• _Recorded data_:
......
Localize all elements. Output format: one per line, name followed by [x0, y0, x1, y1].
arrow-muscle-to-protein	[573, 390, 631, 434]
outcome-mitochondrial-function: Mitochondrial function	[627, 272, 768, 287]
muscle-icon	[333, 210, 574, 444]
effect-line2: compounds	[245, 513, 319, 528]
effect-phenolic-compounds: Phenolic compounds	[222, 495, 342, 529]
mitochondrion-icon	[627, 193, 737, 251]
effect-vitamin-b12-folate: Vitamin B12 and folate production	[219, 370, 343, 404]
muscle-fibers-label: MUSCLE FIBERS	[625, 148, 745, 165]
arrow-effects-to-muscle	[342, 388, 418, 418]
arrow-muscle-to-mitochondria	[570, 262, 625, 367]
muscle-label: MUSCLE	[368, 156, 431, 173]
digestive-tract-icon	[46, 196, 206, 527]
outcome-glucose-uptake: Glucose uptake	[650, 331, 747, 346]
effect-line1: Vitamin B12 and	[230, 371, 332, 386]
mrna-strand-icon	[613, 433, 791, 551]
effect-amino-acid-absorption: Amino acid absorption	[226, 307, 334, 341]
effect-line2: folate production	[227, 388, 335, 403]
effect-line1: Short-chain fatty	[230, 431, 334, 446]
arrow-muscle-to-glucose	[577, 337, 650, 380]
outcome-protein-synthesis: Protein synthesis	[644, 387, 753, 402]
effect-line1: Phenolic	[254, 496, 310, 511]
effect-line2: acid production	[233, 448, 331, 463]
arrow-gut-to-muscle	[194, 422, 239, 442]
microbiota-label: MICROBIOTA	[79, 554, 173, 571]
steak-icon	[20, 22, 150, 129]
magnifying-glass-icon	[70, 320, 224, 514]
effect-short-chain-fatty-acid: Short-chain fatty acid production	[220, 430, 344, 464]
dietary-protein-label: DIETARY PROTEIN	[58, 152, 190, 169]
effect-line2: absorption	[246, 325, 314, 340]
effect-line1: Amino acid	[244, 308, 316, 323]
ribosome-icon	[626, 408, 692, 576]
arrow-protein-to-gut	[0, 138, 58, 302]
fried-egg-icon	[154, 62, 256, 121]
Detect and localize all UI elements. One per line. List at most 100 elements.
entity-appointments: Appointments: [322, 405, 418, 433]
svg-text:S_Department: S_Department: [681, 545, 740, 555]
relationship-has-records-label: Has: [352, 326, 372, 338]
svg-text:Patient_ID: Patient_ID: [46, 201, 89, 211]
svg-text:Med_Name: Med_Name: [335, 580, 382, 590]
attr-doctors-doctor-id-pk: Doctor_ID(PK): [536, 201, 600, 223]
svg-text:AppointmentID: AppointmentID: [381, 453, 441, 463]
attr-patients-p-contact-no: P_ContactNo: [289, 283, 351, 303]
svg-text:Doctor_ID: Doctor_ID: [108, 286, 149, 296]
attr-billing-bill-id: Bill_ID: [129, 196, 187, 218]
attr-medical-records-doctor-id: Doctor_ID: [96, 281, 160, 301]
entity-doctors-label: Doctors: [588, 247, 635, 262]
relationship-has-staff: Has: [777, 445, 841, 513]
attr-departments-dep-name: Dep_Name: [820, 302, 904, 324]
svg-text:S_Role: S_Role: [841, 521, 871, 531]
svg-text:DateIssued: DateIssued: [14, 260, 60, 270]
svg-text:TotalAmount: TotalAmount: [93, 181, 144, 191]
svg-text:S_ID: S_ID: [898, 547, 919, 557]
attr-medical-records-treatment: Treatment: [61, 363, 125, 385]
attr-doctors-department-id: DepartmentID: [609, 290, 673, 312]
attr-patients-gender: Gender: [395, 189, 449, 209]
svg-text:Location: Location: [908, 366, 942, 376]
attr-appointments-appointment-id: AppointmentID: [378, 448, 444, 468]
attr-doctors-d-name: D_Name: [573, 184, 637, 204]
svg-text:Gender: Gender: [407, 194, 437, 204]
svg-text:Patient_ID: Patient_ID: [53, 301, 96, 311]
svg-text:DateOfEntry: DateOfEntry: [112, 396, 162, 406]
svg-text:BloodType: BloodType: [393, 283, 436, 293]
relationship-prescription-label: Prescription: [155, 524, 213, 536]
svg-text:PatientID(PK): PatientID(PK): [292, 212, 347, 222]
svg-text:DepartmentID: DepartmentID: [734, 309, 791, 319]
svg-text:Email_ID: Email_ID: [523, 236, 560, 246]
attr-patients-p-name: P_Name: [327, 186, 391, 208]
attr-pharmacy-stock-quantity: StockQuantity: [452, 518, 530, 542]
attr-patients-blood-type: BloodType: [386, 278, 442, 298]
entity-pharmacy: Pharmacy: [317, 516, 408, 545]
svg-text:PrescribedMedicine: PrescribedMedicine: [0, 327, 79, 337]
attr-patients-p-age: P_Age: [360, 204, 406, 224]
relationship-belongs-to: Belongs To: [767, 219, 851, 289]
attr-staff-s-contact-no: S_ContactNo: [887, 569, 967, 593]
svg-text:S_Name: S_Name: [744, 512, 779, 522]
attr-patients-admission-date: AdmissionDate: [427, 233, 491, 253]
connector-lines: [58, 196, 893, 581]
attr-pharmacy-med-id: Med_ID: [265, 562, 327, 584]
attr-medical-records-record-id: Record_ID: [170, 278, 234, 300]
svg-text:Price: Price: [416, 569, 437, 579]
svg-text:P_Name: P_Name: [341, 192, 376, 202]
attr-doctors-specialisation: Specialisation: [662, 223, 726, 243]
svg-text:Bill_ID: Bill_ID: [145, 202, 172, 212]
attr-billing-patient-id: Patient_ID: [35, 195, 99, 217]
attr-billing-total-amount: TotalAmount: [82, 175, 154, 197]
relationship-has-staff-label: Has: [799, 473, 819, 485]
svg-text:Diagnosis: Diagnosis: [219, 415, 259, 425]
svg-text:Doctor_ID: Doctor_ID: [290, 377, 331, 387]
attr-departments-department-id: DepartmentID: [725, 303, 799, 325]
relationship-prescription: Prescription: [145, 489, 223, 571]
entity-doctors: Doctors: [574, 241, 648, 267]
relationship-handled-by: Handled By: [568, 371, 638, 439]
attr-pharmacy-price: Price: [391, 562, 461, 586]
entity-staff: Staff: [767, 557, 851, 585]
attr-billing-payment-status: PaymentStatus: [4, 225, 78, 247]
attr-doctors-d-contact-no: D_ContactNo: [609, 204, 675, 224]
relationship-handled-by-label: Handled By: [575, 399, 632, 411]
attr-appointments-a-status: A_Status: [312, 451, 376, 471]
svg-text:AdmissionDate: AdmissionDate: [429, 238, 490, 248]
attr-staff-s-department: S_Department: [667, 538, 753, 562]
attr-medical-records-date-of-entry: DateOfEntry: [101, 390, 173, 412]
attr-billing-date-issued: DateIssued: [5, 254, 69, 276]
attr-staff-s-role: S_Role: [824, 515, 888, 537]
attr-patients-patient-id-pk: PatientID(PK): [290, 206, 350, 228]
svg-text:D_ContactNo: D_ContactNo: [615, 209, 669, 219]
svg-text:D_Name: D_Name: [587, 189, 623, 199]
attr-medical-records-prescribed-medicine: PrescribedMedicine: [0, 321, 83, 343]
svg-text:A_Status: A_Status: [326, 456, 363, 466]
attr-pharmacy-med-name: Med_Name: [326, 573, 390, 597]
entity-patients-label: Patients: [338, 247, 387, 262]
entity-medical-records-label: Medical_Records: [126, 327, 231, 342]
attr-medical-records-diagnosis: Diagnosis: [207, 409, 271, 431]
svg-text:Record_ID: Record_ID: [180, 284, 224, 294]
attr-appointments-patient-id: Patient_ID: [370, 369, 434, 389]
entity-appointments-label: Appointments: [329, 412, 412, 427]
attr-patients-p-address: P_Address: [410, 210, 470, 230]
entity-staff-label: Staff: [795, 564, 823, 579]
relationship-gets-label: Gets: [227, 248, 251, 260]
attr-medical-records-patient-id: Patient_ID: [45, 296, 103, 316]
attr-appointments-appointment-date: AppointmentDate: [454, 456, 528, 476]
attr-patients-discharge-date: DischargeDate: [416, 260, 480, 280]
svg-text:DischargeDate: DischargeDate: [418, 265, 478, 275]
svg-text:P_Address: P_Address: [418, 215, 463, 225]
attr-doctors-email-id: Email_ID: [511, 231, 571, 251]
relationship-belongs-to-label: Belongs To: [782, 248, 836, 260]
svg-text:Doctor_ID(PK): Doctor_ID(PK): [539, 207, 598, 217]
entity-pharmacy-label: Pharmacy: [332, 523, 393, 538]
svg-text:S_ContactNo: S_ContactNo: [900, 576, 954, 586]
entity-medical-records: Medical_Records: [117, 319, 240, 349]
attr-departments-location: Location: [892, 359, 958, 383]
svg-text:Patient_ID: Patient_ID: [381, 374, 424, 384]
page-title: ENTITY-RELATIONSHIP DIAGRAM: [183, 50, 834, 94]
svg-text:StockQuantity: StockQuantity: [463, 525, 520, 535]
......
• _Exercise instructions_: From the records, copy every line that has the string "DateIssued" in it.

• _Answer to this task_:
svg-text:DateIssued: DateIssued: [14, 260, 60, 270]
attr-billing-date-issued: DateIssued: [5, 254, 69, 276]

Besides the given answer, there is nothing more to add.